(Data records)
============

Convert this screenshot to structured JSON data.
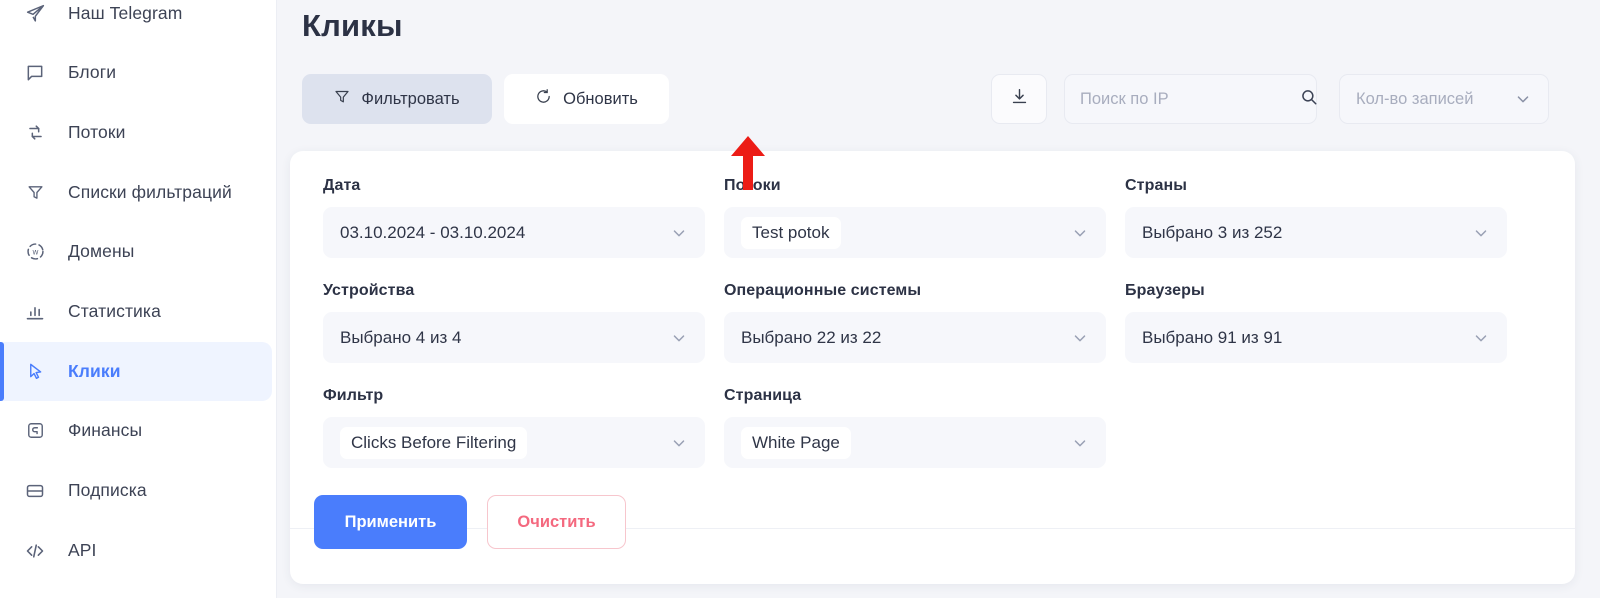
{
  "sidebar": {
    "items": [
      {
        "label": "Наш Telegram",
        "icon": "telegram-icon",
        "active": false
      },
      {
        "label": "Блоги",
        "icon": "chat-icon",
        "active": false
      },
      {
        "label": "Потоки",
        "icon": "flows-icon",
        "active": false
      },
      {
        "label": "Списки фильтраций",
        "icon": "filter-list-icon",
        "active": false
      },
      {
        "label": "Домены",
        "icon": "domains-icon",
        "active": false
      },
      {
        "label": "Статистика",
        "icon": "stats-icon",
        "active": false
      },
      {
        "label": "Клики",
        "icon": "cursor-icon",
        "active": true
      },
      {
        "label": "Финансы",
        "icon": "finance-icon",
        "active": false
      },
      {
        "label": "Подписка",
        "icon": "subscription-icon",
        "active": false
      },
      {
        "label": "API",
        "icon": "code-icon",
        "active": false
      }
    ]
  },
  "header": {
    "title": "Кликы"
  },
  "toolbar": {
    "filter_label": "Фильтровать",
    "filter_icon": "funnel-icon",
    "refresh_label": "Обновить",
    "refresh_icon": "refresh-icon",
    "download_icon": "download-icon",
    "search_placeholder": "Поиск по IP",
    "search_value": "",
    "search_icon": "search-icon",
    "records_label": "Кол-во записей",
    "records_icon": "chevron-down-icon"
  },
  "filters": [
    {
      "label": "Дата",
      "value": "03.10.2024 - 03.10.2024",
      "chip": false
    },
    {
      "label": "Потоки",
      "value": "Test potok",
      "chip": true
    },
    {
      "label": "Страны",
      "value": "Выбрано 3 из 252",
      "chip": false
    },
    {
      "label": "Устройства",
      "value": "Выбрано 4 из 4",
      "chip": false
    },
    {
      "label": "Операционные системы",
      "value": "Выбрано 22 из 22",
      "chip": false
    },
    {
      "label": "Браузеры",
      "value": "Выбрано 91 из 91",
      "chip": false
    },
    {
      "label": "Фильтр",
      "value": "Clicks Before Filtering",
      "chip": true
    },
    {
      "label": "Страница",
      "value": "White Page",
      "chip": true
    }
  ],
  "actions": {
    "apply_label": "Применить",
    "clear_label": "Очистить"
  },
  "annotation": {
    "arrow_icon": "up-arrow-annotation",
    "color": "#ec1c16"
  },
  "colors": {
    "accent": "#4a7dfc",
    "sidebar_active_bg": "#eff4ff",
    "danger": "#f4697f",
    "page_bg": "#f4f5f9",
    "card_bg": "#ffffff",
    "field_bg": "#f6f7fb"
  }
}
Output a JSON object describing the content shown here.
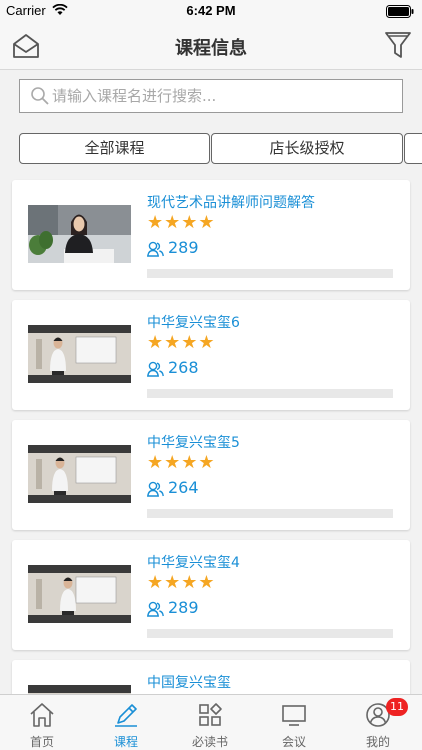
{
  "status_bar": {
    "carrier": "Carrier",
    "time": "6:42 PM"
  },
  "nav": {
    "title": "课程信息",
    "left_icon": "home-envelope-icon",
    "right_icon": "filter-icon"
  },
  "search": {
    "placeholder": "请输入课程名进行搜索..."
  },
  "filters": [
    {
      "label": "全部课程"
    },
    {
      "label": "店长级授权"
    }
  ],
  "courses": [
    {
      "title": "现代艺术品讲解师问题解答",
      "stars": "★★★★",
      "viewers": "289",
      "thumb": "woman-presenter",
      "progress": 0
    },
    {
      "title": "中华复兴宝玺6",
      "stars": "★★★★",
      "viewers": "268",
      "thumb": "man-presenter",
      "progress": 0
    },
    {
      "title": "中华复兴宝玺5",
      "stars": "★★★★",
      "viewers": "264",
      "thumb": "man-presenter",
      "progress": 0
    },
    {
      "title": "中华复兴宝玺4",
      "stars": "★★★★",
      "viewers": "289",
      "thumb": "man-presenter",
      "progress": 0
    },
    {
      "title": "中国复兴宝玺",
      "stars": "",
      "viewers": "",
      "thumb": "man-presenter",
      "progress": 0
    }
  ],
  "tabs": [
    {
      "label": "首页",
      "icon": "home-icon",
      "active": false
    },
    {
      "label": "课程",
      "icon": "pencil-icon",
      "active": true
    },
    {
      "label": "必读书",
      "icon": "grid-icon",
      "active": false
    },
    {
      "label": "会议",
      "icon": "monitor-icon",
      "active": false
    },
    {
      "label": "我的",
      "icon": "user-icon",
      "active": false,
      "badge": "11"
    }
  ],
  "colors": {
    "accent": "#1a8fd6",
    "star": "#f5a623",
    "badge": "#e22222"
  }
}
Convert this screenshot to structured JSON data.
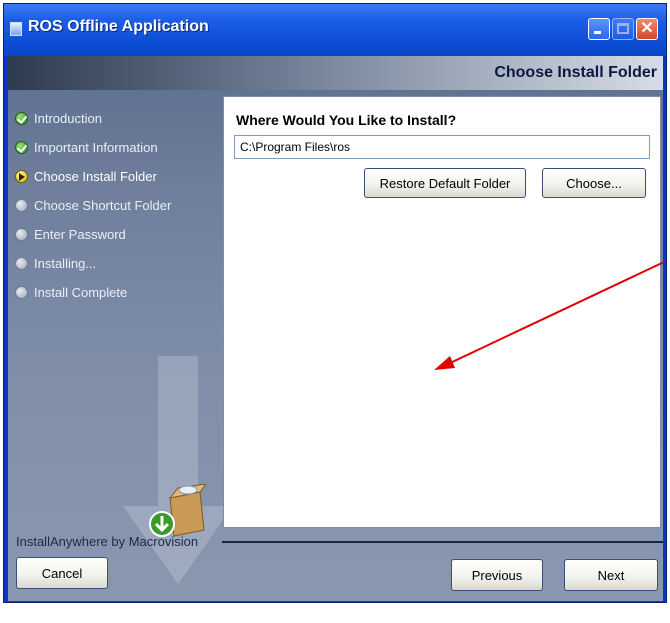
{
  "window": {
    "title": "ROS Offline Application",
    "title_bar_color": "#1d5ee8",
    "close_label": "✕"
  },
  "header": {
    "step_title": "Choose Install Folder"
  },
  "sidebar": {
    "steps": [
      {
        "label": "Introduction",
        "status": "done"
      },
      {
        "label": "Important Information",
        "status": "done"
      },
      {
        "label": "Choose Install Folder",
        "status": "current"
      },
      {
        "label": "Choose Shortcut Folder",
        "status": "pending"
      },
      {
        "label": "Enter Password",
        "status": "pending"
      },
      {
        "label": "Installing...",
        "status": "pending"
      },
      {
        "label": "Install Complete",
        "status": "pending"
      }
    ]
  },
  "main": {
    "question": "Where Would You Like to Install?",
    "install_path": "C:\\Program Files\\ros",
    "restore_button": "Restore Default Folder",
    "choose_button": "Choose..."
  },
  "footer": {
    "brand": "InstallAnywhere by Macrovision",
    "cancel_button": "Cancel",
    "previous_button": "Previous",
    "next_button": "Next"
  },
  "annotation": {
    "arrow_color": "#e00000"
  }
}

============

▶ GIVEN REQUEST
Reproduce every line precisely as given, omitting all pictures.

▶ IN RESPONSE
Convert this screenshot to structured JSON data.
{
  "sidebar": {
    "items": [
      {
        "label": "Наш Telegram",
        "icon": "telegram-icon",
        "active": false
      },
      {
        "label": "Блоги",
        "icon": "chat-icon",
        "active": false
      },
      {
        "label": "Потоки",
        "icon": "flows-icon",
        "active": false
      },
      {
        "label": "Списки фильтраций",
        "icon": "filter-list-icon",
        "active": false
      },
      {
        "label": "Домены",
        "icon": "domains-icon",
        "active": false
      },
      {
        "label": "Статистика",
        "icon": "stats-icon",
        "active": false
      },
      {
        "label": "Клики",
        "icon": "cursor-icon",
        "active": true
      },
      {
        "label": "Финансы",
        "icon": "finance-icon",
        "active": false
      },
      {
        "label": "Подписка",
        "icon": "subscription-icon",
        "active": false
      },
      {
        "label": "API",
        "icon": "code-icon",
        "active": false
      }
    ]
  },
  "header": {
    "title": "Кликы"
  },
  "toolbar": {
    "filter_label": "Фильтровать",
    "filter_icon": "funnel-icon",
    "refresh_label": "Обновить",
    "refresh_icon": "refresh-icon",
    "download_icon": "download-icon",
    "search_placeholder": "Поиск по IP",
    "search_value": "",
    "search_icon": "search-icon",
    "records_label": "Кол-во записей",
    "records_icon": "chevron-down-icon"
  },
  "filters": [
    {
      "label": "Дата",
      "value": "03.10.2024 - 03.10.2024",
      "chip": false
    },
    {
      "label": "Потоки",
      "value": "Test potok",
      "chip": true
    },
    {
      "label": "Страны",
      "value": "Выбрано 3 из 252",
      "chip": false
    },
    {
      "label": "Устройства",
      "value": "Выбрано 4 из 4",
      "chip": false
    },
    {
      "label": "Операционные системы",
      "value": "Выбрано 22 из 22",
      "chip": false
    },
    {
      "label": "Браузеры",
      "value": "Выбрано 91 из 91",
      "chip": false
    },
    {
      "label": "Фильтр",
      "value": "Clicks Before Filtering",
      "chip": true
    },
    {
      "label": "Страница",
      "value": "White Page",
      "chip": true
    }
  ],
  "actions": {
    "apply_label": "Применить",
    "clear_label": "Очистить"
  },
  "annotation": {
    "arrow_icon": "up-arrow-annotation",
    "color": "#ec1c16"
  },
  "colors": {
    "accent": "#4a7dfc",
    "sidebar_active_bg": "#eff4ff",
    "danger": "#f4697f",
    "page_bg": "#f4f5f9",
    "card_bg": "#ffffff",
    "field_bg": "#f6f7fb"
  }
}
Output a JSON object describing the content shown here.
{
  "status_bar": {
    "carrier": "Carrier",
    "time": "6:42 PM"
  },
  "nav": {
    "title": "课程信息",
    "left_icon": "home-envelope-icon",
    "right_icon": "filter-icon"
  },
  "search": {
    "placeholder": "请输入课程名进行搜索..."
  },
  "filters": [
    {
      "label": "全部课程"
    },
    {
      "label": "店长级授权"
    }
  ],
  "courses": [
    {
      "title": "现代艺术品讲解师问题解答",
      "stars": "★★★★",
      "viewers": "289",
      "thumb": "woman-presenter",
      "progress": 0
    },
    {
      "title": "中华复兴宝玺6",
      "stars": "★★★★",
      "viewers": "268",
      "thumb": "man-presenter",
      "progress": 0
    },
    {
      "title": "中华复兴宝玺5",
      "stars": "★★★★",
      "viewers": "264",
      "thumb": "man-presenter",
      "progress": 0
    },
    {
      "title": "中华复兴宝玺4",
      "stars": "★★★★",
      "viewers": "289",
      "thumb": "man-presenter",
      "progress": 0
    },
    {
      "title": "中国复兴宝玺",
      "stars": "",
      "viewers": "",
      "thumb": "man-presenter",
      "progress": 0
    }
  ],
  "tabs": [
    {
      "label": "首页",
      "icon": "home-icon",
      "active": false
    },
    {
      "label": "课程",
      "icon": "pencil-icon",
      "active": true
    },
    {
      "label": "必读书",
      "icon": "grid-icon",
      "active": false
    },
    {
      "label": "会议",
      "icon": "monitor-icon",
      "active": false
    },
    {
      "label": "我的",
      "icon": "user-icon",
      "active": false,
      "badge": "11"
    }
  ],
  "colors": {
    "accent": "#1a8fd6",
    "star": "#f5a623",
    "badge": "#e22222"
  }
}
Convert this screenshot to structured JSON data.
{
  "window": {
    "title": "ROS Offline Application",
    "title_bar_color": "#1d5ee8",
    "close_label": "✕"
  },
  "header": {
    "step_title": "Choose Install Folder"
  },
  "sidebar": {
    "steps": [
      {
        "label": "Introduction",
        "status": "done"
      },
      {
        "label": "Important Information",
        "status": "done"
      },
      {
        "label": "Choose Install Folder",
        "status": "current"
      },
      {
        "label": "Choose Shortcut Folder",
        "status": "pending"
      },
      {
        "label": "Enter Password",
        "status": "pending"
      },
      {
        "label": "Installing...",
        "status": "pending"
      },
      {
        "label": "Install Complete",
        "status": "pending"
      }
    ]
  },
  "main": {
    "question": "Where Would You Like to Install?",
    "install_path": "C:\\Program Files\\ros",
    "restore_button": "Restore Default Folder",
    "choose_button": "Choose..."
  },
  "footer": {
    "brand": "InstallAnywhere by Macrovision",
    "cancel_button": "Cancel",
    "previous_button": "Previous",
    "next_button": "Next"
  },
  "annotation": {
    "arrow_color": "#e00000"
  }
}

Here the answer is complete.